## begin
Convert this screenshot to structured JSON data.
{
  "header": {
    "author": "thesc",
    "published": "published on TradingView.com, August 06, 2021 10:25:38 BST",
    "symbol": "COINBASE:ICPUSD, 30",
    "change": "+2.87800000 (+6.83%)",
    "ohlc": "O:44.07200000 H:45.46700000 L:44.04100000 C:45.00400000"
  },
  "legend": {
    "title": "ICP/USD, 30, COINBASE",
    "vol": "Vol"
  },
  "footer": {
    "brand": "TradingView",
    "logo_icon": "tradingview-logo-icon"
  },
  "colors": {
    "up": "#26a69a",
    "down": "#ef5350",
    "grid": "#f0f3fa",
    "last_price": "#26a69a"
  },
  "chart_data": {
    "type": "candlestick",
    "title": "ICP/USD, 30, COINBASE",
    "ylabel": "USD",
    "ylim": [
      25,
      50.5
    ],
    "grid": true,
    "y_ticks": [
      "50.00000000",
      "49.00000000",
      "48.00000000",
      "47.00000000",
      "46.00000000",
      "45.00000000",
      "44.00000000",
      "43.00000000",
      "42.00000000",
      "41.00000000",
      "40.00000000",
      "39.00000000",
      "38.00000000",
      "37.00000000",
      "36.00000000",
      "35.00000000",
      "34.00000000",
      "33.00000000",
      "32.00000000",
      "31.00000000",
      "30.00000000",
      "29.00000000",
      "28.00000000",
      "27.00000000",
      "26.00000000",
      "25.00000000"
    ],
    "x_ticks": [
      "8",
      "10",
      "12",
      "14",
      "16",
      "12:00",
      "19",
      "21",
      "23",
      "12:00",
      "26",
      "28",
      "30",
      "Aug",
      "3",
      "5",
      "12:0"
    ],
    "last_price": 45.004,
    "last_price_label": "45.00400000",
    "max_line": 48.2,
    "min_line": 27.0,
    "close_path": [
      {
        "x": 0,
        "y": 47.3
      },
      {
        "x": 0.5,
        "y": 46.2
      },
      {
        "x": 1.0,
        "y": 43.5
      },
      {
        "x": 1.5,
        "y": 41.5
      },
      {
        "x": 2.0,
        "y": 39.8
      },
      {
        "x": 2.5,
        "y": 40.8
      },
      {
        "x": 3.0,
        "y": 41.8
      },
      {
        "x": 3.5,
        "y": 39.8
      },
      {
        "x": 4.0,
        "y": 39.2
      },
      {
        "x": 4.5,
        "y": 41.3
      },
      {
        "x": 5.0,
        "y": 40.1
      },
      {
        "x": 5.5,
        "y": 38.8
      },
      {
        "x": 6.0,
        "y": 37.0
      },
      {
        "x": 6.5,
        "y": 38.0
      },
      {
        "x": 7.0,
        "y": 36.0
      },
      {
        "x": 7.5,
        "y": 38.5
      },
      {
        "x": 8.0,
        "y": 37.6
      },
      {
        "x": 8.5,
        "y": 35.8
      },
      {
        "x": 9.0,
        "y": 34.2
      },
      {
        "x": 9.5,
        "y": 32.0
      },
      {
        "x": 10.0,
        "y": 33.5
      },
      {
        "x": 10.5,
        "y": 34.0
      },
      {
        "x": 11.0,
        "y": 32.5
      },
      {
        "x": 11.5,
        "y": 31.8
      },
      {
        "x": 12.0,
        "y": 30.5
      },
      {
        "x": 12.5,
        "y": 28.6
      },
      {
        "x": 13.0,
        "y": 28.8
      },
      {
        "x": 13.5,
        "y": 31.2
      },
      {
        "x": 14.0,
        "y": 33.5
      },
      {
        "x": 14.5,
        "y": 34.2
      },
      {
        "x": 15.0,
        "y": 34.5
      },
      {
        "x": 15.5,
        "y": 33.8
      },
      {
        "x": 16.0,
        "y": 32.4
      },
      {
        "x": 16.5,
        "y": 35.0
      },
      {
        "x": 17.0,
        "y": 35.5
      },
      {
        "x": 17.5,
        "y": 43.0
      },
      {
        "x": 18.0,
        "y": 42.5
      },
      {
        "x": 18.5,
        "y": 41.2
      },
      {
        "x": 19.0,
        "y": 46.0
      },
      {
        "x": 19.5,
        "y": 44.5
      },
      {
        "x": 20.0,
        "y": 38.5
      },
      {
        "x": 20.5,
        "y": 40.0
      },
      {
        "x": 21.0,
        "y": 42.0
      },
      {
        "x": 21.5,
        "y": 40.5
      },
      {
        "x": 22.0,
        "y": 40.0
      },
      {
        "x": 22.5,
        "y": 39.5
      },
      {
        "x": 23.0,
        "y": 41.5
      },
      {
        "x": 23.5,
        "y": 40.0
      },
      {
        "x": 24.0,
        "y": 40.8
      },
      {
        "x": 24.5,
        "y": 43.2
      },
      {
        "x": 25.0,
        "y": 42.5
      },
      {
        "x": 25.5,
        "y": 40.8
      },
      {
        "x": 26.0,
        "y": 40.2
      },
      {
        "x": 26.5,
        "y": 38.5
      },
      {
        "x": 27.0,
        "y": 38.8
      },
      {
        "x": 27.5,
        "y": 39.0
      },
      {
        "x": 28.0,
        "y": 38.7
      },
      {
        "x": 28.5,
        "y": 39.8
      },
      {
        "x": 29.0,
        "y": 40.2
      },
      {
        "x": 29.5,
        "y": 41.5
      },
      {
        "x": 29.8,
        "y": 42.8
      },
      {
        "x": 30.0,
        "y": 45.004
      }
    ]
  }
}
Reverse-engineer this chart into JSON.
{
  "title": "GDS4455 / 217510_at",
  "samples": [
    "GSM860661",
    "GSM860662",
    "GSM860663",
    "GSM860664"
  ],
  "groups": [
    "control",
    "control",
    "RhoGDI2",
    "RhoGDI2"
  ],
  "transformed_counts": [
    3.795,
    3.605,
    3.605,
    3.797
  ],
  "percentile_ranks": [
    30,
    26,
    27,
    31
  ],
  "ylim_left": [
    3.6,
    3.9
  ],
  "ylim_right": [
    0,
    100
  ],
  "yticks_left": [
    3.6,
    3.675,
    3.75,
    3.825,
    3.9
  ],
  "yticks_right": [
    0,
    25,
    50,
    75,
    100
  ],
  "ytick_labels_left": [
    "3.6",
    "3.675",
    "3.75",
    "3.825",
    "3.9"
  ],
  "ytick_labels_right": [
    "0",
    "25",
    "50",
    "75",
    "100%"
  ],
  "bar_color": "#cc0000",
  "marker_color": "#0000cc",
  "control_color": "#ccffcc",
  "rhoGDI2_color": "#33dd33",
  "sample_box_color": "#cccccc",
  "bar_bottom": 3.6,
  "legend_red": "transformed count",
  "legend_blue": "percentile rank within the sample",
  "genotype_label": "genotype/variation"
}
## end
WHAT THE TASK ASKS>
Transcribe every entry exactly.

ANSWER>
Convert this screenshot to structured JSON data.
{
  "header": {
    "author": "thesc",
    "published": "published on TradingView.com, August 06, 2021 10:25:38 BST",
    "symbol": "COINBASE:ICPUSD, 30",
    "change": "+2.87800000 (+6.83%)",
    "ohlc": "O:44.07200000 H:45.46700000 L:44.04100000 C:45.00400000"
  },
  "legend": {
    "title": "ICP/USD, 30, COINBASE",
    "vol": "Vol"
  },
  "footer": {
    "brand": "TradingView",
    "logo_icon": "tradingview-logo-icon"
  },
  "colors": {
    "up": "#26a69a",
    "down": "#ef5350",
    "grid": "#f0f3fa",
    "last_price": "#26a69a"
  },
  "chart_data": {
    "type": "candlestick",
    "title": "ICP/USD, 30, COINBASE",
    "ylabel": "USD",
    "ylim": [
      25,
      50.5
    ],
    "grid": true,
    "y_ticks": [
      "50.00000000",
      "49.00000000",
      "48.00000000",
      "47.00000000",
      "46.00000000",
      "45.00000000",
      "44.00000000",
      "43.00000000",
      "42.00000000",
      "41.00000000",
      "40.00000000",
      "39.00000000",
      "38.00000000",
      "37.00000000",
      "36.00000000",
      "35.00000000",
      "34.00000000",
      "33.00000000",
      "32.00000000",
      "31.00000000",
      "30.00000000",
      "29.00000000",
      "28.00000000",
      "27.00000000",
      "26.00000000",
      "25.00000000"
    ],
    "x_ticks": [
      "8",
      "10",
      "12",
      "14",
      "16",
      "12:00",
      "19",
      "21",
      "23",
      "12:00",
      "26",
      "28",
      "30",
      "Aug",
      "3",
      "5",
      "12:0"
    ],
    "last_price": 45.004,
    "last_price_label": "45.00400000",
    "max_line": 48.2,
    "min_line": 27.0,
    "close_path": [
      {
        "x": 0,
        "y": 47.3
      },
      {
        "x": 0.5,
        "y": 46.2
      },
      {
        "x": 1.0,
        "y": 43.5
      },
      {
        "x": 1.5,
        "y": 41.5
      },
      {
        "x": 2.0,
        "y": 39.8
      },
      {
        "x": 2.5,
        "y": 40.8
      },
      {
        "x": 3.0,
        "y": 41.8
      },
      {
        "x": 3.5,
        "y": 39.8
      },
      {
        "x": 4.0,
        "y": 39.2
      },
      {
        "x": 4.5,
        "y": 41.3
      },
      {
        "x": 5.0,
        "y": 40.1
      },
      {
        "x": 5.5,
        "y": 38.8
      },
      {
        "x": 6.0,
        "y": 37.0
      },
      {
        "x": 6.5,
        "y": 38.0
      },
      {
        "x": 7.0,
        "y": 36.0
      },
      {
        "x": 7.5,
        "y": 38.5
      },
      {
        "x": 8.0,
        "y": 37.6
      },
      {
        "x": 8.5,
        "y": 35.8
      },
      {
        "x": 9.0,
        "y": 34.2
      },
      {
        "x": 9.5,
        "y": 32.0
      },
      {
        "x": 10.0,
        "y": 33.5
      },
      {
        "x": 10.5,
        "y": 34.0
      },
      {
        "x": 11.0,
        "y": 32.5
      },
      {
        "x": 11.5,
        "y": 31.8
      },
      {
        "x": 12.0,
        "y": 30.5
      },
      {
        "x": 12.5,
        "y": 28.6
      },
      {
        "x": 13.0,
        "y": 28.8
      },
      {
        "x": 13.5,
        "y": 31.2
      },
      {
        "x": 14.0,
        "y": 33.5
      },
      {
        "x": 14.5,
        "y": 34.2
      },
      {
        "x": 15.0,
        "y": 34.5
      },
      {
        "x": 15.5,
        "y": 33.8
      },
      {
        "x": 16.0,
        "y": 32.4
      },
      {
        "x": 16.5,
        "y": 35.0
      },
      {
        "x": 17.0,
        "y": 35.5
      },
      {
        "x": 17.5,
        "y": 43.0
      },
      {
        "x": 18.0,
        "y": 42.5
      },
      {
        "x": 18.5,
        "y": 41.2
      },
      {
        "x": 19.0,
        "y": 46.0
      },
      {
        "x": 19.5,
        "y": 44.5
      },
      {
        "x": 20.0,
        "y": 38.5
      },
      {
        "x": 20.5,
        "y": 40.0
      },
      {
        "x": 21.0,
        "y": 42.0
      },
      {
        "x": 21.5,
        "y": 40.5
      },
      {
        "x": 22.0,
        "y": 40.0
      },
      {
        "x": 22.5,
        "y": 39.5
      },
      {
        "x": 23.0,
        "y": 41.5
      },
      {
        "x": 23.5,
        "y": 40.0
      },
      {
        "x": 24.0,
        "y": 40.8
      },
      {
        "x": 24.5,
        "y": 43.2
      },
      {
        "x": 25.0,
        "y": 42.5
      },
      {
        "x": 25.5,
        "y": 40.8
      },
      {
        "x": 26.0,
        "y": 40.2
      },
      {
        "x": 26.5,
        "y": 38.5
      },
      {
        "x": 27.0,
        "y": 38.8
      },
      {
        "x": 27.5,
        "y": 39.0
      },
      {
        "x": 28.0,
        "y": 38.7
      },
      {
        "x": 28.5,
        "y": 39.8
      },
      {
        "x": 29.0,
        "y": 40.2
      },
      {
        "x": 29.5,
        "y": 41.5
      },
      {
        "x": 29.8,
        "y": 42.8
      },
      {
        "x": 30.0,
        "y": 45.004
      }
    ]
  }
}
Reverse-engineer this chart into JSON.
{
  "title": "GDS4455 / 217510_at",
  "samples": [
    "GSM860661",
    "GSM860662",
    "GSM860663",
    "GSM860664"
  ],
  "groups": [
    "control",
    "control",
    "RhoGDI2",
    "RhoGDI2"
  ],
  "transformed_counts": [
    3.795,
    3.605,
    3.605,
    3.797
  ],
  "percentile_ranks": [
    30,
    26,
    27,
    31
  ],
  "ylim_left": [
    3.6,
    3.9
  ],
  "ylim_right": [
    0,
    100
  ],
  "yticks_left": [
    3.6,
    3.675,
    3.75,
    3.825,
    3.9
  ],
  "yticks_right": [
    0,
    25,
    50,
    75,
    100
  ],
  "ytick_labels_left": [
    "3.6",
    "3.675",
    "3.75",
    "3.825",
    "3.9"
  ],
  "ytick_labels_right": [
    "0",
    "25",
    "50",
    "75",
    "100%"
  ],
  "bar_color": "#cc0000",
  "marker_color": "#0000cc",
  "control_color": "#ccffcc",
  "rhoGDI2_color": "#33dd33",
  "sample_box_color": "#cccccc",
  "bar_bottom": 3.6,
  "legend_red": "transformed count",
  "legend_blue": "percentile rank within the sample",
  "genotype_label": "genotype/variation"
}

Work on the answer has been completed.